## begin TASK INPUTS
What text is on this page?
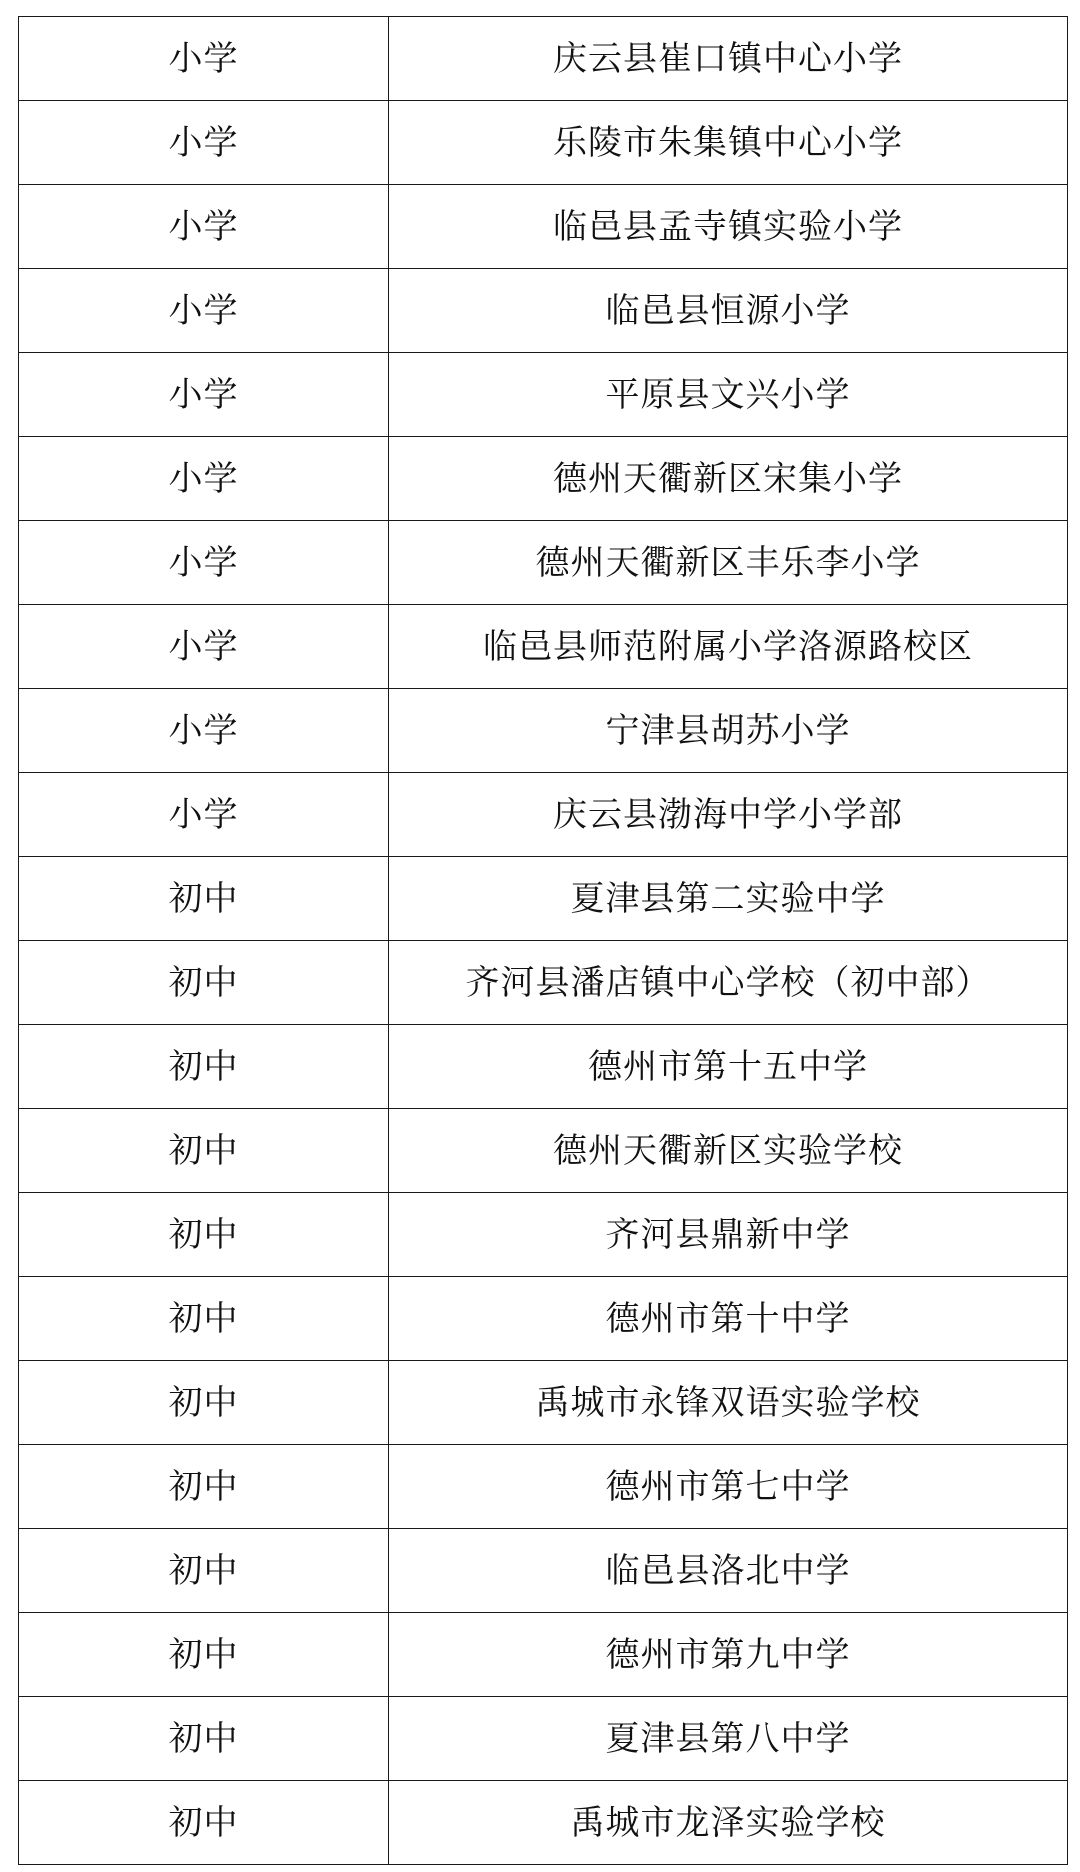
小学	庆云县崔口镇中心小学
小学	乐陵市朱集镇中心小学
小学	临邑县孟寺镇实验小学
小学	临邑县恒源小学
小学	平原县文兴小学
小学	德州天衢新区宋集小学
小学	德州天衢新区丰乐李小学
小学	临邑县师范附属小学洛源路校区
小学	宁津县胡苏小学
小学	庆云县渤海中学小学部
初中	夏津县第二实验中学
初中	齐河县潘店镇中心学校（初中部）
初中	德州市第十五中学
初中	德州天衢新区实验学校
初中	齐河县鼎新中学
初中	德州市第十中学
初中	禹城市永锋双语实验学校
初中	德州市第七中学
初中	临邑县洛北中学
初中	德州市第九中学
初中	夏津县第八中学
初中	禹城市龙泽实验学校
## end TASK INPUTS
▸ **DIRECTIONS FOR THIS TASK**: Restate each entry word for word, leaving out any pictures.

▸ **TASK OUTPUT**:
What text is on this page?
小学	庆云县崔口镇中心小学
小学	乐陵市朱集镇中心小学
小学	临邑县孟寺镇实验小学
小学	临邑县恒源小学
小学	平原县文兴小学
小学	德州天衢新区宋集小学
小学	德州天衢新区丰乐李小学
小学	临邑县师范附属小学洛源路校区
小学	宁津县胡苏小学
小学	庆云县渤海中学小学部
初中	夏津县第二实验中学
初中	齐河县潘店镇中心学校（初中部）
初中	德州市第十五中学
初中	德州天衢新区实验学校
初中	齐河县鼎新中学
初中	德州市第十中学
初中	禹城市永锋双语实验学校
初中	德州市第七中学
初中	临邑县洛北中学
初中	德州市第九中学
初中	夏津县第八中学
初中	禹城市龙泽实验学校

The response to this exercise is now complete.